Challenge: Please update this listing by replacing every "tick-label" with "tick-text" and changing nothing else. Omit the pictures from your answer.

Input rows:
╭──

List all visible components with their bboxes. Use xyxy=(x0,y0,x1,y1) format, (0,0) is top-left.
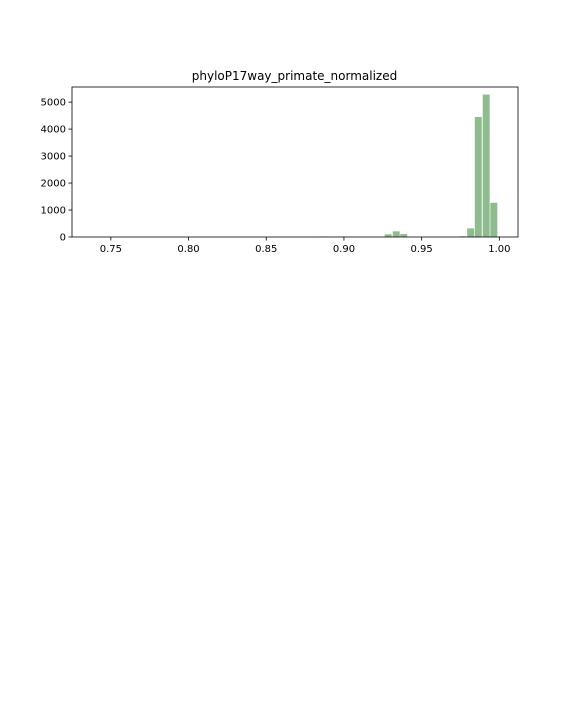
x-tick-label-2: 0.85 xyxy=(255,244,277,255)
y-tick-label-5: 5000 xyxy=(41,98,66,109)
chart-title: phyloP17way_primate_normalized xyxy=(192,69,397,83)
bar-3 xyxy=(400,234,408,237)
x-tick-label-3: 0.90 xyxy=(333,244,355,255)
bar-6 xyxy=(474,116,482,237)
x-tick-label-0: 0.75 xyxy=(100,244,122,255)
x-tick-label-1: 0.80 xyxy=(177,244,199,255)
bars-group xyxy=(319,94,498,238)
bar-7 xyxy=(482,94,490,237)
y-tick-label-1: 1000 xyxy=(41,206,66,217)
y-tick-label-4: 4000 xyxy=(41,125,66,136)
y-axis: 0 1000 2000 3000 4000 5000 xyxy=(41,98,72,244)
bar-8 xyxy=(490,202,498,237)
bar-2 xyxy=(392,231,400,237)
x-tick-label-5: 1.00 xyxy=(488,244,510,255)
x-axis: 0.75 0.80 0.85 0.90 0.95 1.00 xyxy=(100,237,510,255)
y-tick-label-2: 2000 xyxy=(41,179,66,190)
y-tick-label-0: 0 xyxy=(60,233,66,244)
bar-5 xyxy=(467,228,475,237)
plot-frame xyxy=(71,86,519,238)
x-tick-label-4: 0.95 xyxy=(411,244,433,255)
bar-1 xyxy=(384,234,392,237)
y-tick-label-3: 3000 xyxy=(41,152,66,163)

╰──

Finished exercise:
List all visible components with their bboxes. Use xyxy=(x0,y0,x1,y1) format, (0,0) is top-left.
x-tick-text-2: 0.85 xyxy=(255,244,277,255)
y-tick-text-5: 5000 xyxy=(41,98,66,109)
chart-title: phyloP17way_primate_normalized xyxy=(192,69,397,83)
bar-3 xyxy=(400,234,408,237)
x-tick-text-3: 0.90 xyxy=(333,244,355,255)
bar-6 xyxy=(474,116,482,237)
x-tick-text-0: 0.75 xyxy=(100,244,122,255)
x-tick-text-1: 0.80 xyxy=(177,244,199,255)
bars-group xyxy=(319,94,498,238)
bar-7 xyxy=(482,94,490,237)
y-tick-text-1: 1000 xyxy=(41,206,66,217)
y-tick-text-4: 4000 xyxy=(41,125,66,136)
y-axis: 0 1000 2000 3000 4000 5000 xyxy=(41,98,72,244)
bar-8 xyxy=(490,202,498,237)
bar-2 xyxy=(392,231,400,237)
x-tick-text-5: 1.00 xyxy=(488,244,510,255)
x-axis: 0.75 0.80 0.85 0.90 0.95 1.00 xyxy=(100,237,510,255)
y-tick-text-2: 2000 xyxy=(41,179,66,190)
y-tick-text-0: 0 xyxy=(60,233,66,244)
bar-5 xyxy=(467,228,475,237)
plot-frame xyxy=(71,86,519,238)
x-tick-text-4: 0.95 xyxy=(411,244,433,255)
bar-1 xyxy=(384,234,392,237)
y-tick-text-3: 3000 xyxy=(41,152,66,163)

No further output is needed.